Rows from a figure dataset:
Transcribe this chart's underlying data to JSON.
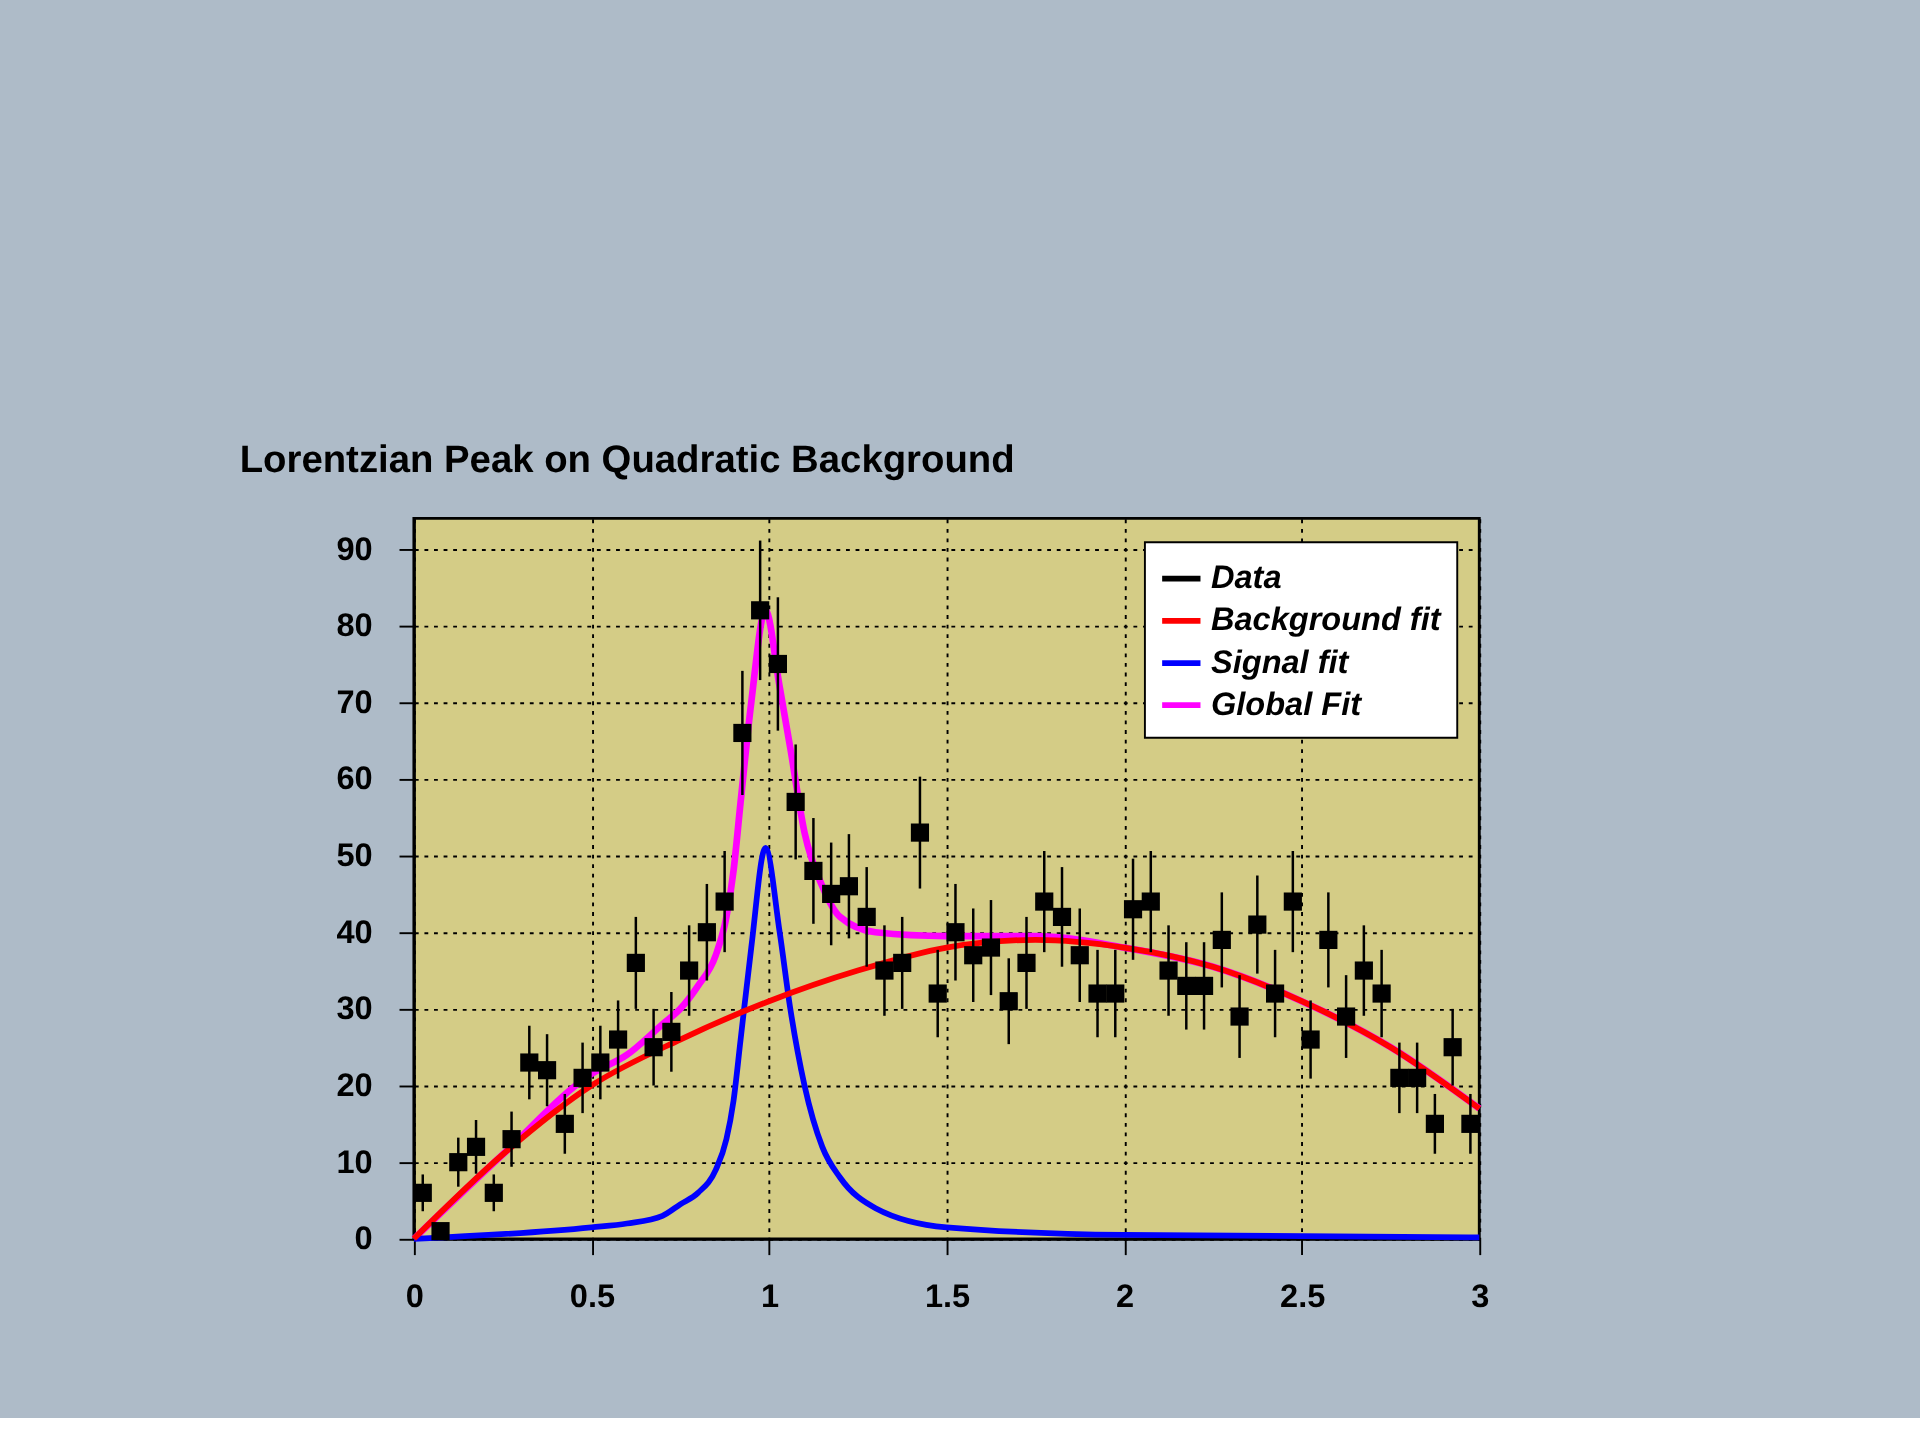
{
  "chart_data": {
    "type": "scatter",
    "title": "Lorentzian Peak on Quadratic Background",
    "xlim": [
      0,
      3
    ],
    "xticks": [
      0,
      0.5,
      1,
      1.5,
      2,
      2.5,
      3
    ],
    "ylim": [
      0,
      94
    ],
    "yticks": [
      0,
      10,
      20,
      30,
      40,
      50,
      60,
      70,
      80,
      90
    ],
    "grid": true,
    "legend": "top right",
    "series": [
      {
        "name": "Data",
        "marker": "square",
        "color": "#000000",
        "x": [
          0.025,
          0.075,
          0.125,
          0.175,
          0.225,
          0.275,
          0.325,
          0.375,
          0.425,
          0.475,
          0.525,
          0.575,
          0.625,
          0.675,
          0.725,
          0.775,
          0.825,
          0.875,
          0.925,
          0.975,
          1.025,
          1.075,
          1.125,
          1.175,
          1.225,
          1.275,
          1.325,
          1.375,
          1.425,
          1.475,
          1.525,
          1.575,
          1.625,
          1.675,
          1.725,
          1.775,
          1.825,
          1.875,
          1.925,
          1.975,
          2.025,
          2.075,
          2.125,
          2.175,
          2.225,
          2.275,
          2.325,
          2.375,
          2.425,
          2.475,
          2.525,
          2.575,
          2.625,
          2.675,
          2.725,
          2.775,
          2.825,
          2.875,
          2.925,
          2.975
        ],
        "values": [
          6,
          1,
          10,
          12,
          6,
          13,
          23,
          22,
          15,
          21,
          23,
          26,
          36,
          25,
          27,
          35,
          40,
          44,
          66,
          82,
          75,
          57,
          48,
          45,
          46,
          42,
          35,
          36,
          53,
          32,
          40,
          37,
          38,
          31,
          36,
          44,
          42,
          37,
          32,
          32,
          43,
          44,
          35,
          33,
          33,
          39,
          29,
          41,
          32,
          44,
          26,
          39,
          29,
          35,
          32,
          21,
          21,
          15,
          25,
          15
        ],
        "errors": [
          2.4,
          1,
          3.2,
          3.5,
          2.4,
          3.6,
          4.8,
          4.7,
          3.9,
          4.6,
          4.8,
          5.1,
          6,
          5,
          5.2,
          5.9,
          6.3,
          6.6,
          8.1,
          9.1,
          8.7,
          7.5,
          6.9,
          6.7,
          6.8,
          6.5,
          5.9,
          6,
          7.3,
          5.7,
          6.3,
          6.1,
          6.2,
          5.6,
          6,
          6.6,
          6.5,
          6.1,
          5.7,
          5.7,
          6.6,
          6.6,
          5.9,
          5.7,
          5.7,
          6.2,
          5.4,
          6.4,
          5.7,
          6.6,
          5.1,
          6.2,
          5.4,
          5.9,
          5.7,
          4.6,
          4.6,
          3.9,
          5,
          3.9
        ]
      },
      {
        "name": "Background fit",
        "type": "line",
        "marker": "none",
        "line_style": "solid",
        "color": "#ff0000",
        "x": [
          0,
          0.25,
          0.5,
          0.75,
          1,
          1.25,
          1.5,
          1.75,
          2,
          2.25,
          2.5,
          2.75,
          3
        ],
        "values": [
          0,
          11,
          20,
          26,
          31,
          35,
          38,
          39,
          38,
          35.5,
          31,
          25,
          17
        ]
      },
      {
        "name": "Signal fit",
        "type": "line",
        "marker": "none",
        "line_style": "solid",
        "color": "#0000ff",
        "x": [
          0,
          0.5,
          0.6,
          0.7,
          0.75,
          0.8,
          0.85,
          0.88,
          0.9,
          0.92,
          0.95,
          0.99,
          1.03,
          1.06,
          1.1,
          1.15,
          1.2,
          1.3,
          1.5,
          2,
          3
        ],
        "values": [
          0,
          1.5,
          2,
          3,
          4.5,
          6,
          9,
          13,
          18,
          26,
          38,
          51,
          40,
          30,
          20,
          12,
          8,
          4,
          1.5,
          0.5,
          0.2
        ]
      },
      {
        "name": "Global Fit",
        "type": "line",
        "marker": "none",
        "line_style": "solid",
        "color": "#ff00ff",
        "x": [
          0,
          0.25,
          0.5,
          0.6,
          0.7,
          0.75,
          0.8,
          0.85,
          0.88,
          0.9,
          0.92,
          0.95,
          0.99,
          1.03,
          1.06,
          1.1,
          1.15,
          1.2,
          1.3,
          1.5,
          1.75,
          2,
          2.25,
          2.5,
          2.75,
          3
        ],
        "values": [
          0,
          11,
          21.5,
          24,
          28,
          30,
          33,
          37,
          42,
          48,
          57,
          70,
          82,
          72,
          64,
          53,
          46,
          42,
          40,
          39.5,
          39.5,
          38,
          35.5,
          31,
          25,
          17
        ]
      }
    ]
  }
}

* _WRITTEN REQUEST_:
List every line in the records above that contains the word "Background".

* _SOLVED EXERCISE_:
    "title": "Lorentzian Peak on Quadratic Background",
        "name": "Background fit",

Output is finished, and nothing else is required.